--- begin Provided data ---
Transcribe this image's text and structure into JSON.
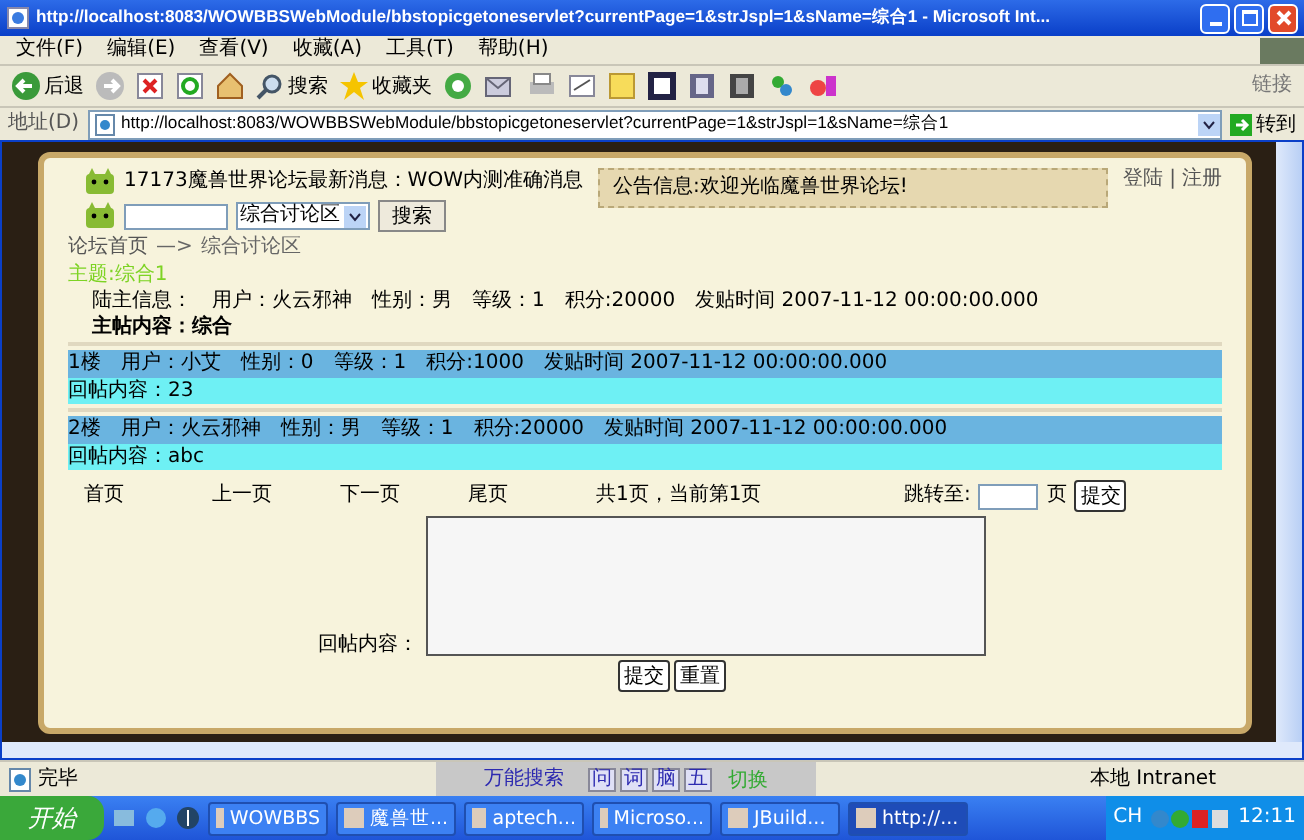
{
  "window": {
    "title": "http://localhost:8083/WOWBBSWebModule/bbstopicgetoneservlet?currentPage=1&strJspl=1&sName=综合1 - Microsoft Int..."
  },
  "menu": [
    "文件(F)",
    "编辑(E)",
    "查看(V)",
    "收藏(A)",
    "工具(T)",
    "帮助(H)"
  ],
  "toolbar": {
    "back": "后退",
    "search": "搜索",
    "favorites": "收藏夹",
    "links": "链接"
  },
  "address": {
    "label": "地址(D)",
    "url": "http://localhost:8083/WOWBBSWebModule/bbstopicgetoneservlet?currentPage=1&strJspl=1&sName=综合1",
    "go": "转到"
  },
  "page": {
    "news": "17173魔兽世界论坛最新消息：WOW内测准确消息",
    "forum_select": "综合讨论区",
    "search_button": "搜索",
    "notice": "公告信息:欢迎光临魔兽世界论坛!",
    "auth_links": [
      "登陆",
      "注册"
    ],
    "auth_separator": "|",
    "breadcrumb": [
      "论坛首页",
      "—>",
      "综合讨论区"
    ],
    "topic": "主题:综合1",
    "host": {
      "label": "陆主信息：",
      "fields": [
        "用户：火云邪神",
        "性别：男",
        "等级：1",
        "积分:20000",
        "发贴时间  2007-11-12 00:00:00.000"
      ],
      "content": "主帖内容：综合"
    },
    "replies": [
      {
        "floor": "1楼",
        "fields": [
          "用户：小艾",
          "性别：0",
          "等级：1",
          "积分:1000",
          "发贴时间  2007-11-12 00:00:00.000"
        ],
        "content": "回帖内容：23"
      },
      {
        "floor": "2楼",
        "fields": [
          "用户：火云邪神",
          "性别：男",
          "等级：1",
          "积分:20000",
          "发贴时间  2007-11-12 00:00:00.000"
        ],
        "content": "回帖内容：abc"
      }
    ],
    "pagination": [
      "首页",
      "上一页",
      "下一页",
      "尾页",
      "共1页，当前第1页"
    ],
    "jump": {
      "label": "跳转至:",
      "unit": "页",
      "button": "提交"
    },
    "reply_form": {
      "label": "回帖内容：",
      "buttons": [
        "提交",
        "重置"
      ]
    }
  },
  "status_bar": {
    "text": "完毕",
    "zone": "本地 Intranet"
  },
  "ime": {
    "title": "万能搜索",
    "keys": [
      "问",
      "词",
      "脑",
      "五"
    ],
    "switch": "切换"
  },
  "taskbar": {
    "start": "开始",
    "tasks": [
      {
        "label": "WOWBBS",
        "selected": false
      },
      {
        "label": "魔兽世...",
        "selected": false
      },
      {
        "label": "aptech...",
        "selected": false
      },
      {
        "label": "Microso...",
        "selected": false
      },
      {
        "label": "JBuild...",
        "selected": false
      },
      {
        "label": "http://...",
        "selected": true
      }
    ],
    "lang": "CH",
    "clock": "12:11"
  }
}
--- end Provided data ---
Quote each record exactly as it stands, minus the pictures.

### Result
Transcribe this image's text and structure into JSON.
{
  "window": {
    "title": "http://localhost:8083/WOWBBSWebModule/bbstopicgetoneservlet?currentPage=1&strJspl=1&sName=综合1 - Microsoft Int..."
  },
  "menu": [
    "文件(F)",
    "编辑(E)",
    "查看(V)",
    "收藏(A)",
    "工具(T)",
    "帮助(H)"
  ],
  "toolbar": {
    "back": "后退",
    "search": "搜索",
    "favorites": "收藏夹",
    "links": "链接"
  },
  "address": {
    "label": "地址(D)",
    "url": "http://localhost:8083/WOWBBSWebModule/bbstopicgetoneservlet?currentPage=1&strJspl=1&sName=综合1",
    "go": "转到"
  },
  "page": {
    "news": "17173魔兽世界论坛最新消息：WOW内测准确消息",
    "forum_select": "综合讨论区",
    "search_button": "搜索",
    "notice": "公告信息:欢迎光临魔兽世界论坛!",
    "auth_links": [
      "登陆",
      "注册"
    ],
    "auth_separator": "|",
    "breadcrumb": [
      "论坛首页",
      "—>",
      "综合讨论区"
    ],
    "topic": "主题:综合1",
    "host": {
      "label": "陆主信息：",
      "fields": [
        "用户：火云邪神",
        "性别：男",
        "等级：1",
        "积分:20000",
        "发贴时间  2007-11-12 00:00:00.000"
      ],
      "content": "主帖内容：综合"
    },
    "replies": [
      {
        "floor": "1楼",
        "fields": [
          "用户：小艾",
          "性别：0",
          "等级：1",
          "积分:1000",
          "发贴时间  2007-11-12 00:00:00.000"
        ],
        "content": "回帖内容：23"
      },
      {
        "floor": "2楼",
        "fields": [
          "用户：火云邪神",
          "性别：男",
          "等级：1",
          "积分:20000",
          "发贴时间  2007-11-12 00:00:00.000"
        ],
        "content": "回帖内容：abc"
      }
    ],
    "pagination": [
      "首页",
      "上一页",
      "下一页",
      "尾页",
      "共1页，当前第1页"
    ],
    "jump": {
      "label": "跳转至:",
      "unit": "页",
      "button": "提交"
    },
    "reply_form": {
      "label": "回帖内容：",
      "buttons": [
        "提交",
        "重置"
      ]
    }
  },
  "status_bar": {
    "text": "完毕",
    "zone": "本地 Intranet"
  },
  "ime": {
    "title": "万能搜索",
    "keys": [
      "问",
      "词",
      "脑",
      "五"
    ],
    "switch": "切换"
  },
  "taskbar": {
    "start": "开始",
    "tasks": [
      {
        "label": "WOWBBS",
        "selected": false
      },
      {
        "label": "魔兽世...",
        "selected": false
      },
      {
        "label": "aptech...",
        "selected": false
      },
      {
        "label": "Microso...",
        "selected": false
      },
      {
        "label": "JBuild...",
        "selected": false
      },
      {
        "label": "http://...",
        "selected": true
      }
    ],
    "lang": "CH",
    "clock": "12:11"
  }
}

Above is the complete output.